Dataset records:
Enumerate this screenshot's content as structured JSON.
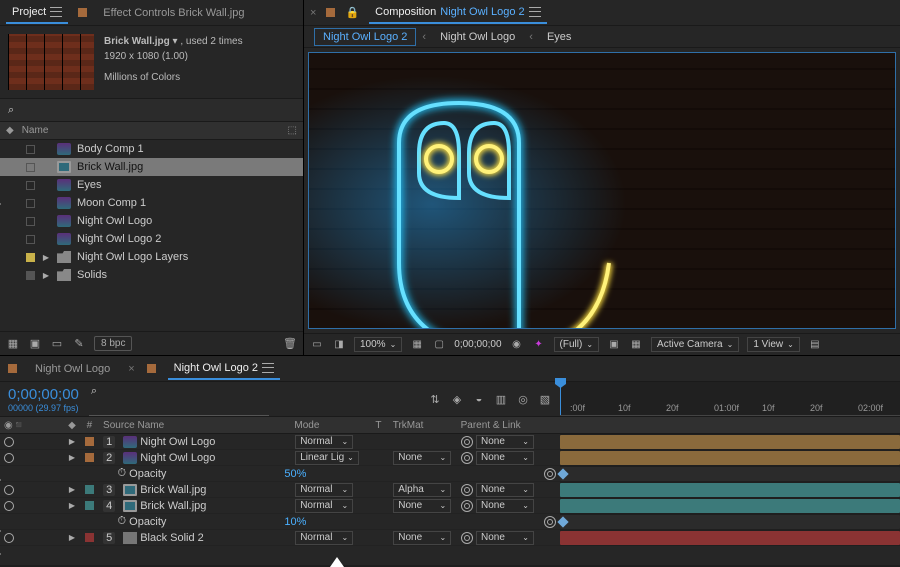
{
  "project_panel": {
    "tabs": {
      "project": "Project",
      "effect_controls": "Effect Controls Brick Wall.jpg"
    },
    "meta": {
      "name": "Brick Wall.jpg",
      "used": ", used 2 times",
      "dims": "1920 x 1080 (1.00)",
      "colors": "Millions of Colors"
    },
    "search_placeholder": "",
    "header": "Name",
    "rows": [
      {
        "type": "comp",
        "label": "Body Comp 1"
      },
      {
        "type": "img",
        "label": "Brick Wall.jpg",
        "sel": true
      },
      {
        "type": "comp",
        "label": "Eyes"
      },
      {
        "type": "comp",
        "label": "Moon Comp 1"
      },
      {
        "type": "comp",
        "label": "Night Owl Logo"
      },
      {
        "type": "comp",
        "label": "Night Owl Logo 2"
      },
      {
        "type": "folder",
        "label": "Night Owl Logo Layers",
        "swatch": "yellow"
      },
      {
        "type": "folder",
        "label": "Solids",
        "swatch": "grey"
      }
    ],
    "bpc": "8 bpc"
  },
  "comp_panel": {
    "tab": "Composition",
    "active_name": "Night Owl Logo 2",
    "crumbs": [
      "Night Owl Logo 2",
      "Night Owl Logo",
      "Eyes"
    ],
    "footer": {
      "zoom": "100%",
      "time": "0;00;00;00",
      "res": "(Full)",
      "camera": "Active Camera",
      "views": "1 View"
    }
  },
  "timeline": {
    "tabs": [
      "Night Owl Logo",
      "Night Owl Logo 2"
    ],
    "active_tab": 1,
    "timecode": "0;00;00;00",
    "fps": "00000 (29.97 fps)",
    "columns": {
      "src": "Source Name",
      "mode": "Mode",
      "trk": "TrkMat",
      "parent": "Parent & Link",
      "num": "#",
      "t": "T"
    },
    "ruler": [
      ":00f",
      "10f",
      "20f",
      "01:00f",
      "10f",
      "20f",
      "02:00f"
    ],
    "layers": [
      {
        "num": "1",
        "name": "Night Owl Logo",
        "mode": "Normal",
        "trk": "",
        "parent": "None",
        "sw": "orange",
        "icon": "comp",
        "bar": "#8a6a3c"
      },
      {
        "num": "2",
        "name": "Night Owl Logo",
        "mode": "Linear Lig",
        "trk": "None",
        "parent": "None",
        "sw": "orange",
        "icon": "comp",
        "bar": "#8a6a3c",
        "prop": {
          "name": "Opacity",
          "val": "50%"
        }
      },
      {
        "num": "3",
        "name": "Brick Wall.jpg",
        "mode": "Normal",
        "trk": "Alpha",
        "parent": "None",
        "sw": "teal",
        "icon": "img",
        "bar": "#3c7a7a"
      },
      {
        "num": "4",
        "name": "Brick Wall.jpg",
        "mode": "Normal",
        "trk": "None",
        "parent": "None",
        "sw": "teal",
        "icon": "img",
        "bar": "#3c7a7a",
        "prop": {
          "name": "Opacity",
          "val": "10%"
        }
      },
      {
        "num": "5",
        "name": "Black Solid 2",
        "mode": "Normal",
        "trk": "None",
        "parent": "None",
        "sw": "red",
        "icon": "solid",
        "bar": "#8a3333"
      }
    ]
  }
}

**What needs to be done:** Transcribe the whole listing exactly. Pictures are excluded.

**Exercise output:**
Enumerate this screenshot's content as structured JSON.
{
  "project_panel": {
    "tabs": {
      "project": "Project",
      "effect_controls": "Effect Controls Brick Wall.jpg"
    },
    "meta": {
      "name": "Brick Wall.jpg",
      "used": ", used 2 times",
      "dims": "1920 x 1080 (1.00)",
      "colors": "Millions of Colors"
    },
    "search_placeholder": "",
    "header": "Name",
    "rows": [
      {
        "type": "comp",
        "label": "Body Comp 1"
      },
      {
        "type": "img",
        "label": "Brick Wall.jpg",
        "sel": true
      },
      {
        "type": "comp",
        "label": "Eyes"
      },
      {
        "type": "comp",
        "label": "Moon Comp 1"
      },
      {
        "type": "comp",
        "label": "Night Owl Logo"
      },
      {
        "type": "comp",
        "label": "Night Owl Logo 2"
      },
      {
        "type": "folder",
        "label": "Night Owl Logo Layers",
        "swatch": "yellow"
      },
      {
        "type": "folder",
        "label": "Solids",
        "swatch": "grey"
      }
    ],
    "bpc": "8 bpc"
  },
  "comp_panel": {
    "tab": "Composition",
    "active_name": "Night Owl Logo 2",
    "crumbs": [
      "Night Owl Logo 2",
      "Night Owl Logo",
      "Eyes"
    ],
    "footer": {
      "zoom": "100%",
      "time": "0;00;00;00",
      "res": "(Full)",
      "camera": "Active Camera",
      "views": "1 View"
    }
  },
  "timeline": {
    "tabs": [
      "Night Owl Logo",
      "Night Owl Logo 2"
    ],
    "active_tab": 1,
    "timecode": "0;00;00;00",
    "fps": "00000 (29.97 fps)",
    "columns": {
      "src": "Source Name",
      "mode": "Mode",
      "trk": "TrkMat",
      "parent": "Parent & Link",
      "num": "#",
      "t": "T"
    },
    "ruler": [
      ":00f",
      "10f",
      "20f",
      "01:00f",
      "10f",
      "20f",
      "02:00f"
    ],
    "layers": [
      {
        "num": "1",
        "name": "Night Owl Logo",
        "mode": "Normal",
        "trk": "",
        "parent": "None",
        "sw": "orange",
        "icon": "comp",
        "bar": "#8a6a3c"
      },
      {
        "num": "2",
        "name": "Night Owl Logo",
        "mode": "Linear Lig",
        "trk": "None",
        "parent": "None",
        "sw": "orange",
        "icon": "comp",
        "bar": "#8a6a3c",
        "prop": {
          "name": "Opacity",
          "val": "50%"
        }
      },
      {
        "num": "3",
        "name": "Brick Wall.jpg",
        "mode": "Normal",
        "trk": "Alpha",
        "parent": "None",
        "sw": "teal",
        "icon": "img",
        "bar": "#3c7a7a"
      },
      {
        "num": "4",
        "name": "Brick Wall.jpg",
        "mode": "Normal",
        "trk": "None",
        "parent": "None",
        "sw": "teal",
        "icon": "img",
        "bar": "#3c7a7a",
        "prop": {
          "name": "Opacity",
          "val": "10%"
        }
      },
      {
        "num": "5",
        "name": "Black Solid 2",
        "mode": "Normal",
        "trk": "None",
        "parent": "None",
        "sw": "red",
        "icon": "solid",
        "bar": "#8a3333"
      }
    ]
  }
}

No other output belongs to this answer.